Aim ->
Reproduce the listing exactly and skip over any pictures.

— START Records —

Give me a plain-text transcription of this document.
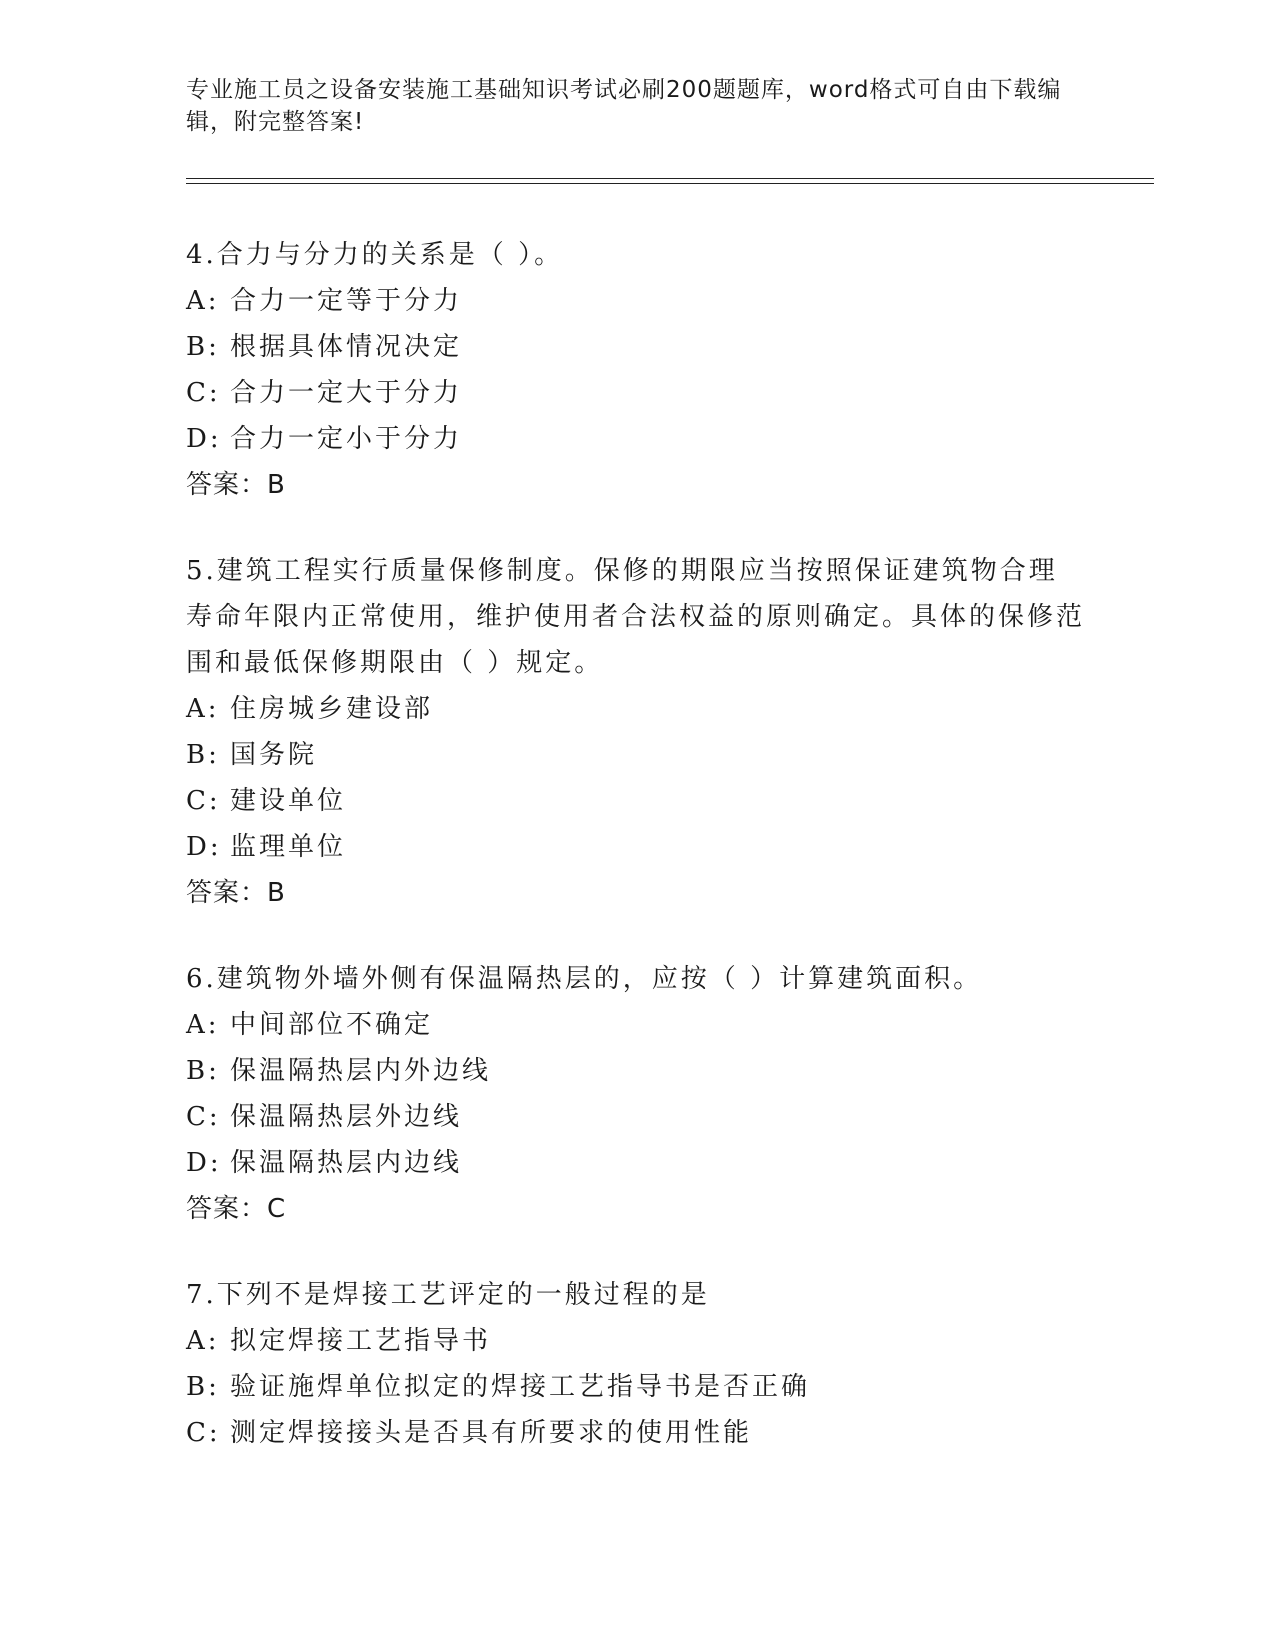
专业施工员之设备安装施工基础知识考试必刷200题题库，word格式可自由下载编辑，附完整答案!
4.合力与分力的关系是（ ）。
A: 合力一定等于分力
B: 根据具体情况决定
C: 合力一定大于分力
D: 合力一定小于分力
答案：B
5.建筑工程实行质量保修制度。保修的期限应当按照保证建筑物合理寿命年限内正常使用，维护使用者合法权益的原则确定。具体的保修范围和最低保修期限由（ ）规定。
A: 住房城乡建设部
B: 国务院
C: 建设单位
D: 监理单位
答案：B
6.建筑物外墙外侧有保温隔热层的，应按（ ）计算建筑面积。
A: 中间部位不确定
B: 保温隔热层内外边线
C: 保温隔热层外边线
D: 保温隔热层内边线
答案：C
7.下列不是焊接工艺评定的一般过程的是
A: 拟定焊接工艺指导书
B: 验证施焊单位拟定的焊接工艺指导书是否正确
C: 测定焊接接头是否具有所要求的使用性能
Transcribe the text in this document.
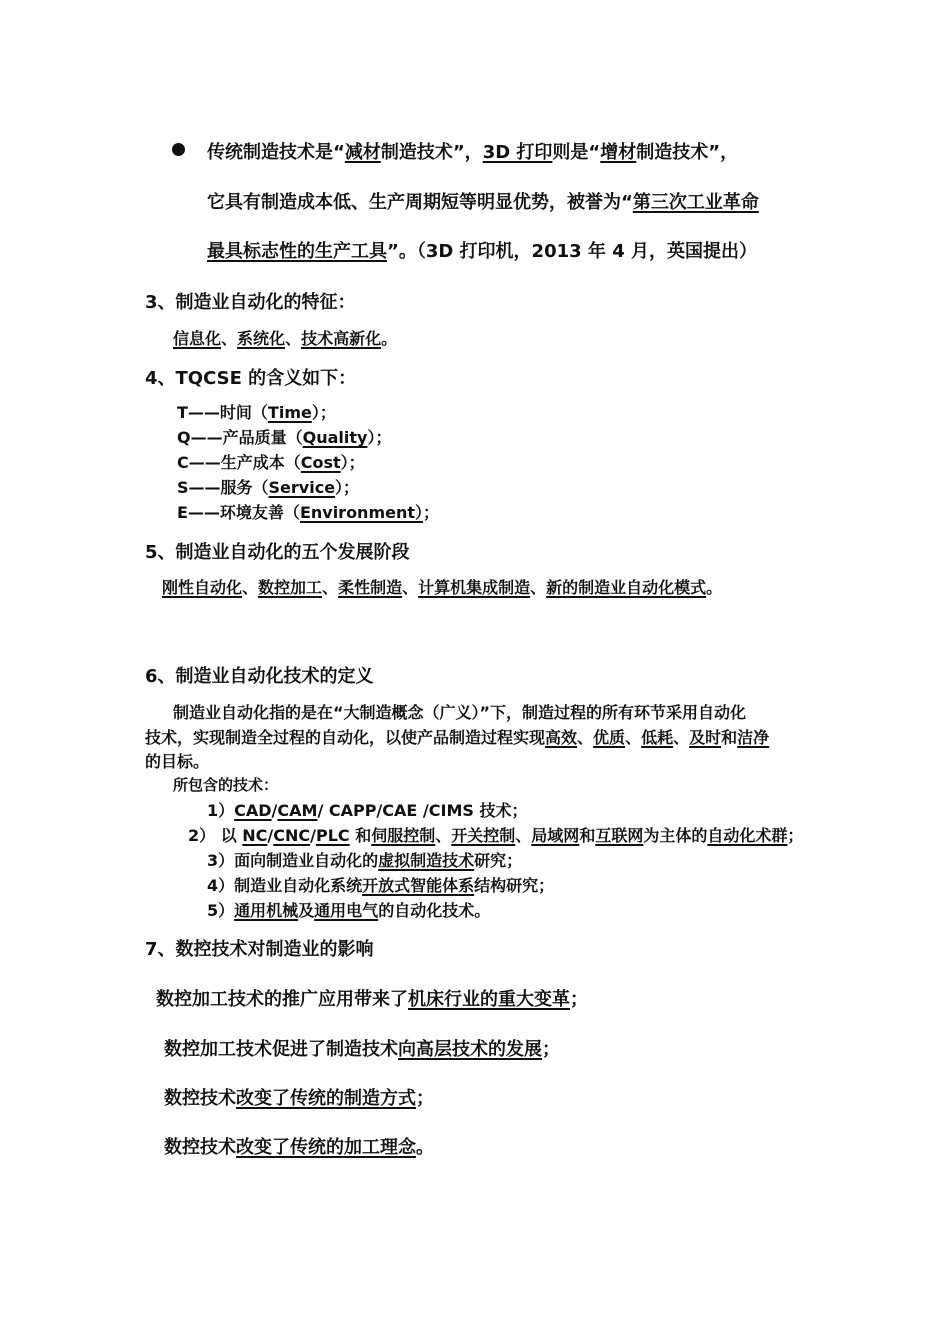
传统制造技术是“减材制造技术”，3D 打印则是“增材制造技术”，
它具有制造成本低、生产周期短等明显优势，被誉为“第三次工业革命
最具标志性的生产工具”。（3D 打印机，2013 年 4 月，英国提出）
3、制造业自动化的特征：
信息化、系统化、技术高新化。
4、TQCSE 的含义如下：
T——时间（Time）；
Q——产品质量（Quality）；
C——生产成本（Cost）；
S——服务（Service）；
E——环境友善（Environment）；
5、制造业自动化的五个发展阶段
刚性自动化、数控加工、柔性制造、计算机集成制造、新的制造业自动化模式。
6、制造业自动化技术的定义
制造业自动化指的是在“大制造概念（广义）”下，制造过程的所有环节采用自动化
技术，实现制造全过程的自动化，以使产品制造过程实现高效、优质、低耗、及时和洁净
的目标。
所包含的技术：
1）CAD/CAM/ CAPP/CAE /CIMS 技术；
2） 以 NC/CNC/PLC 和伺服控制、开关控制、局域网和互联网为主体的自动化术群；
3）面向制造业自动化的虚拟制造技术研究；
4）制造业自动化系统开放式智能体系结构研究；
5）通用机械及通用电气的自动化技术。
7、数控技术对制造业的影响
数控加工技术的推广应用带来了机床行业的重大变革；
数控加工技术促进了制造技术向高层技术的发展；
数控技术改变了传统的制造方式；
数控技术改变了传统的加工理念。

— END Records —

Right answer ->
Give me a plain-text transcription of this document.
专业施工员之设备安装施工基础知识考试必刷200题题库，word格式可自由下载编辑，附完整答案!
4.合力与分力的关系是（ ）。
A: 合力一定等于分力
B: 根据具体情况决定
C: 合力一定大于分力
D: 合力一定小于分力
答案：B
5.建筑工程实行质量保修制度。保修的期限应当按照保证建筑物合理寿命年限内正常使用，维护使用者合法权益的原则确定。具体的保修范围和最低保修期限由（ ）规定。
A: 住房城乡建设部
B: 国务院
C: 建设单位
D: 监理单位
答案：B
6.建筑物外墙外侧有保温隔热层的，应按（ ）计算建筑面积。
A: 中间部位不确定
B: 保温隔热层内外边线
C: 保温隔热层外边线
D: 保温隔热层内边线
答案：C
7.下列不是焊接工艺评定的一般过程的是
A: 拟定焊接工艺指导书
B: 验证施焊单位拟定的焊接工艺指导书是否正确
C: 测定焊接接头是否具有所要求的使用性能
Transcribe the text in this document.
传统制造技术是“减材制造技术”，3D 打印则是“增材制造技术”，
它具有制造成本低、生产周期短等明显优势，被誉为“第三次工业革命
最具标志性的生产工具”。（3D 打印机，2013 年 4 月，英国提出）
3、制造业自动化的特征：
信息化、系统化、技术高新化。
4、TQCSE 的含义如下：
T——时间（Time）；
Q——产品质量（Quality）；
C——生产成本（Cost）；
S——服务（Service）；
E——环境友善（Environment）；
5、制造业自动化的五个发展阶段
刚性自动化、数控加工、柔性制造、计算机集成制造、新的制造业自动化模式。
6、制造业自动化技术的定义
制造业自动化指的是在“大制造概念（广义）”下，制造过程的所有环节采用自动化
技术，实现制造全过程的自动化，以使产品制造过程实现高效、优质、低耗、及时和洁净
的目标。
所包含的技术：
1）CAD/CAM/ CAPP/CAE /CIMS 技术；
2） 以 NC/CNC/PLC 和伺服控制、开关控制、局域网和互联网为主体的自动化术群；
3）面向制造业自动化的虚拟制造技术研究；
4）制造业自动化系统开放式智能体系结构研究；
5）通用机械及通用电气的自动化技术。
7、数控技术对制造业的影响
数控加工技术的推广应用带来了机床行业的重大变革；
数控加工技术促进了制造技术向高层技术的发展；
数控技术改变了传统的制造方式；
数控技术改变了传统的加工理念。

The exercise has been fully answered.